_LISTED RECORDS_
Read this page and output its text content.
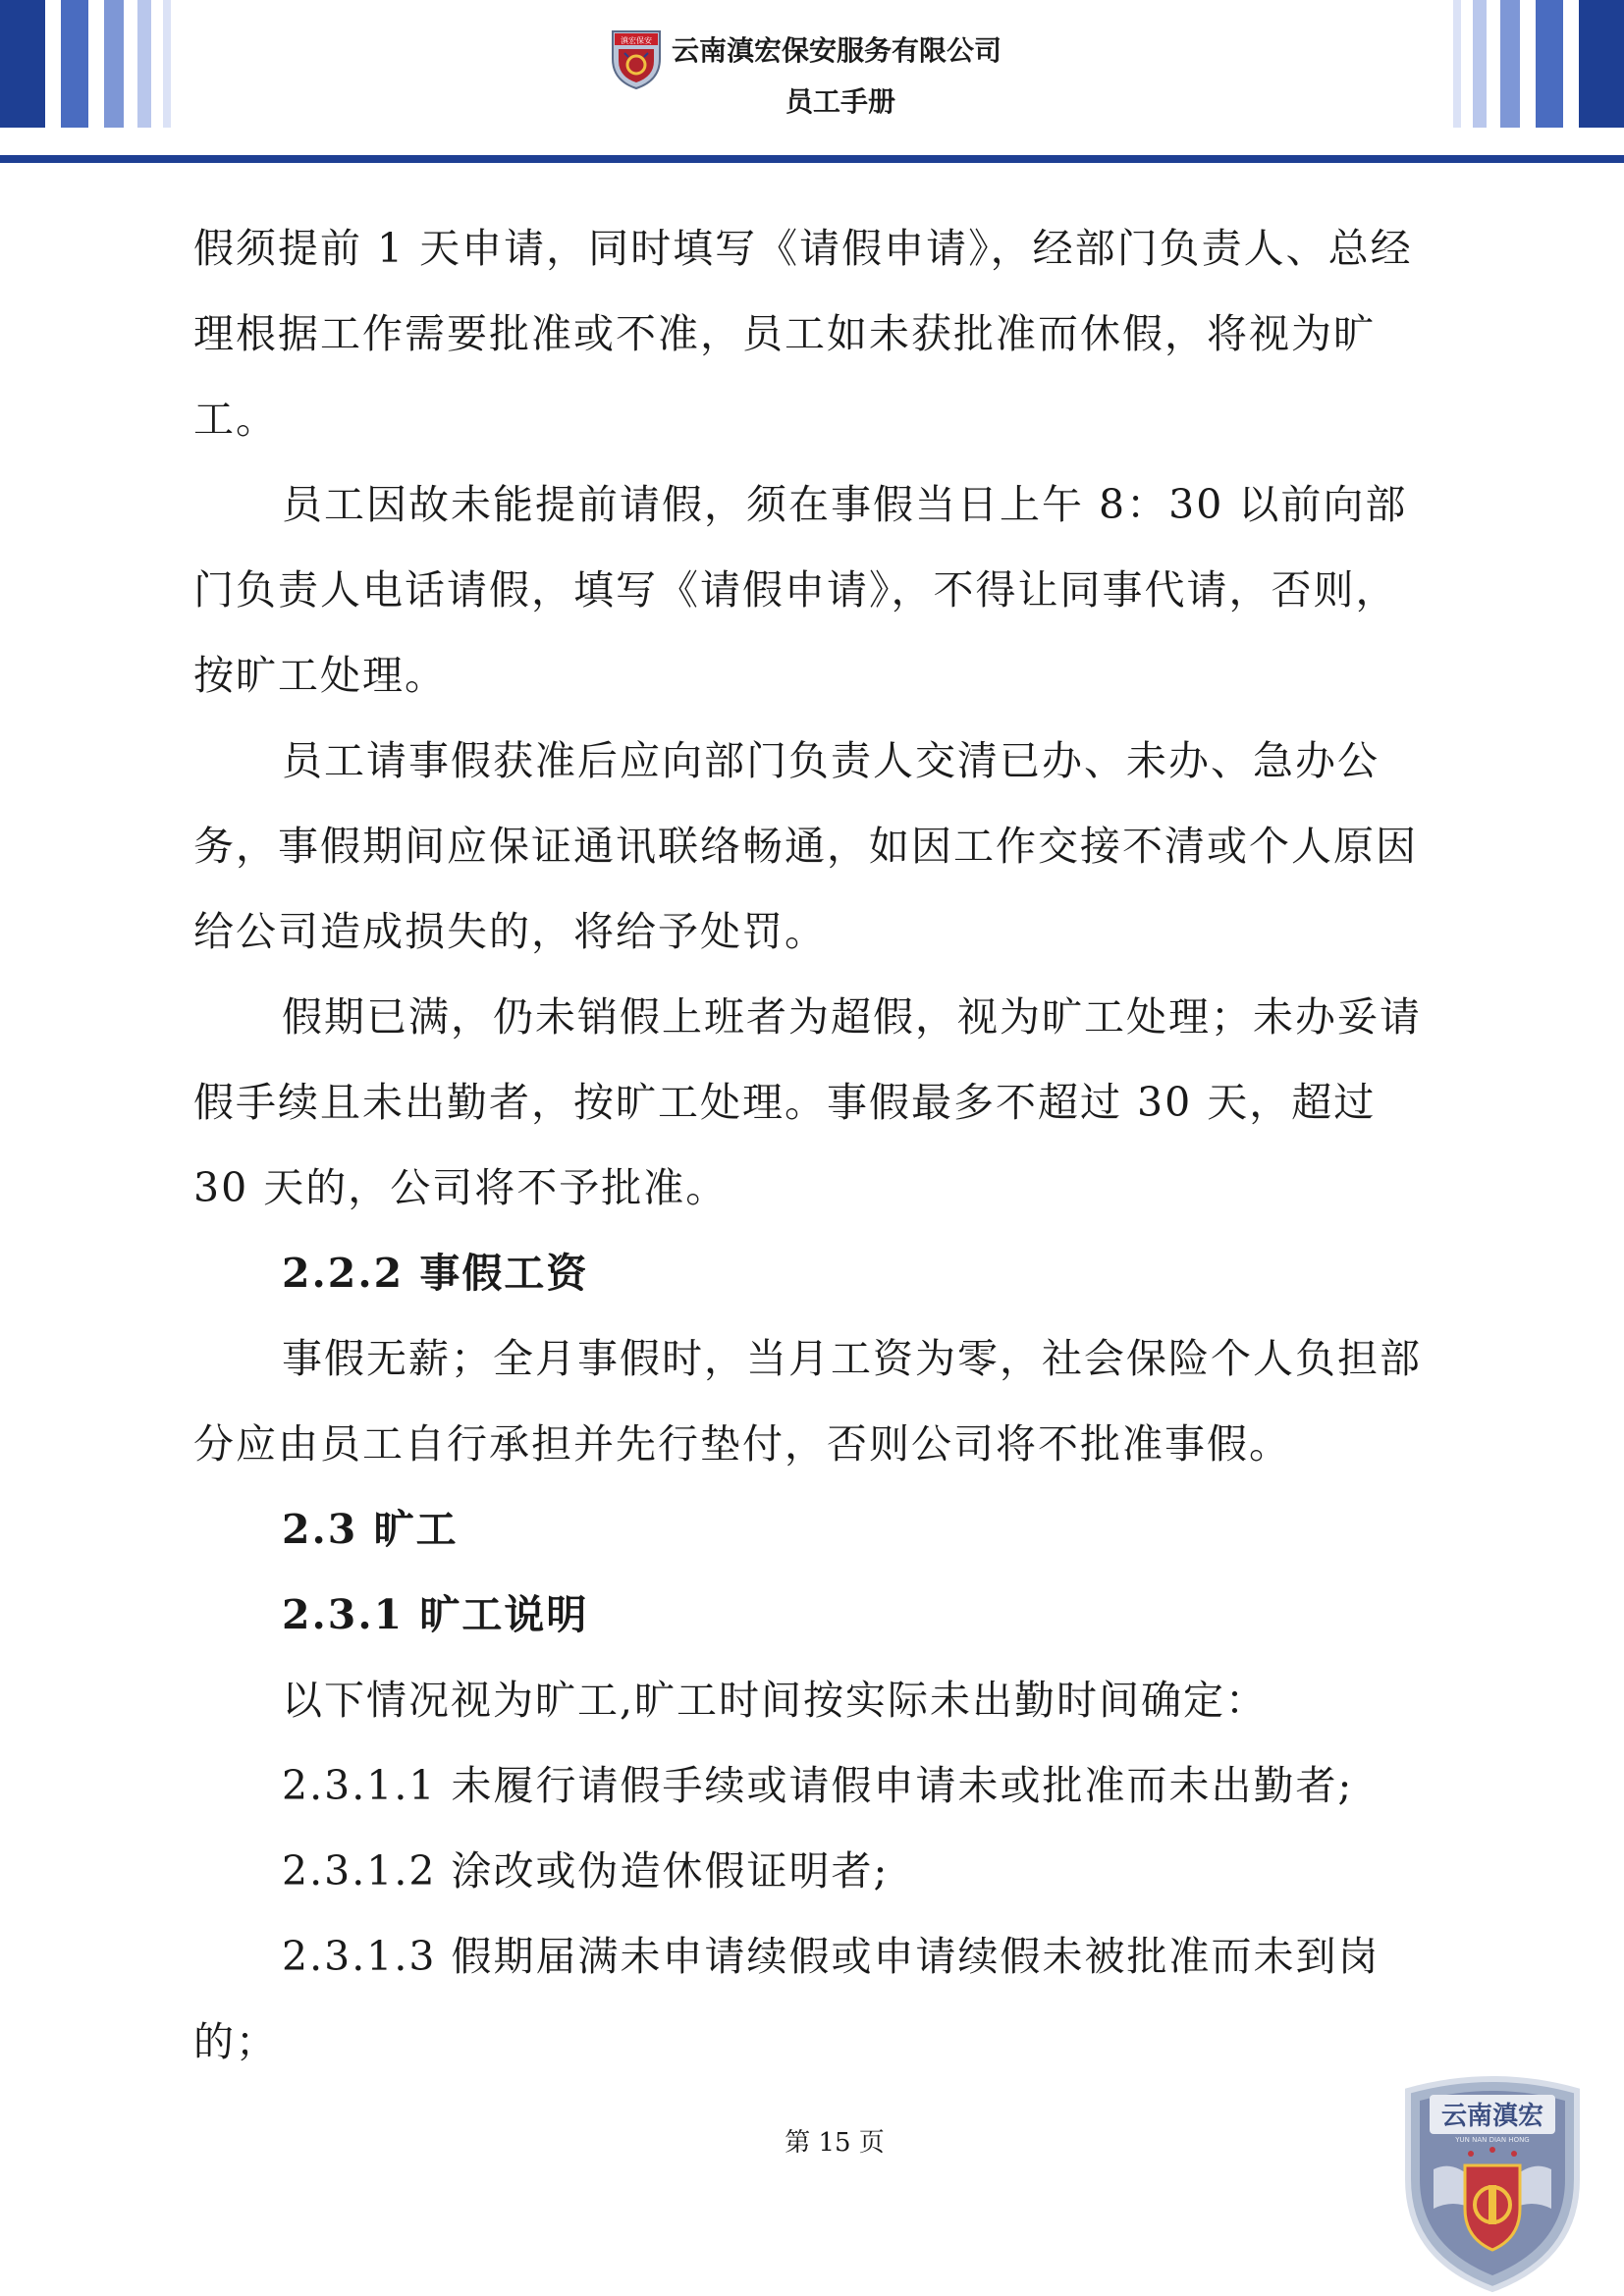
滇宏保安 云南滇宏保安服务有限公司
员工手册

假须提前 1 天申请，同时填写《请假申请》，经部门负责人、总经理根据工作需要批准或不准，员工如未获批准而休假，将视为旷工。

员工因故未能提前请假，须在事假当日上午 8：30 以前向部门负责人电话请假，填写《请假申请》，不得让同事代请，否则，按旷工处理。

员工请事假获准后应向部门负责人交清已办、未办、急办公务，事假期间应保证通讯联络畅通，如因工作交接不清或个人原因给公司造成损失的，将给予处罚。

假期已满，仍未销假上班者为超假，视为旷工处理；未办妥请假手续且未出勤者，按旷工处理。事假最多不超过 30 天，超过 30 天的，公司将不予批准。

2.2.2 事假工资

事假无薪；全月事假时，当月工资为零，社会保险个人负担部分应由员工自行承担并先行垫付，否则公司将不批准事假。

2.3 旷工

2.3.1 旷工说明

以下情况视为旷工,旷工时间按实际未出勤时间确定：

2.3.1.1 未履行请假手续或请假申请未或批准而未出勤者;

2.3.1.2 涂改或伪造休假证明者;

2.3.1.3 假期届满未申请续假或申请续假未被批准而未到岗的；

第 15 页
云南滇宏
YUN NAN DIAN HONG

_EXERCISE DESCRIPTION_
Output the material word for word, omitting its pictures.

_CORRECT RESULT_
Read this page and output its text content.
滇宏保安 云南滇宏保安服务有限公司
员工手册

假须提前 1 天申请，同时填写《请假申请》，经部门负责人、总经理根据工作需要批准或不准，员工如未获批准而休假，将视为旷工。

员工因故未能提前请假，须在事假当日上午 8：30 以前向部门负责人电话请假，填写《请假申请》，不得让同事代请，否则，按旷工处理。

员工请事假获准后应向部门负责人交清已办、未办、急办公务，事假期间应保证通讯联络畅通，如因工作交接不清或个人原因给公司造成损失的，将给予处罚。

假期已满，仍未销假上班者为超假，视为旷工处理；未办妥请假手续且未出勤者，按旷工处理。事假最多不超过 30 天，超过 30 天的，公司将不予批准。

2.2.2 事假工资

事假无薪；全月事假时，当月工资为零，社会保险个人负担部分应由员工自行承担并先行垫付，否则公司将不批准事假。

2.3 旷工

2.3.1 旷工说明

以下情况视为旷工,旷工时间按实际未出勤时间确定：

2.3.1.1 未履行请假手续或请假申请未或批准而未出勤者;

2.3.1.2 涂改或伪造休假证明者;

2.3.1.3 假期届满未申请续假或申请续假未被批准而未到岗的；

第 15 页
云南滇宏
YUN NAN DIAN HONG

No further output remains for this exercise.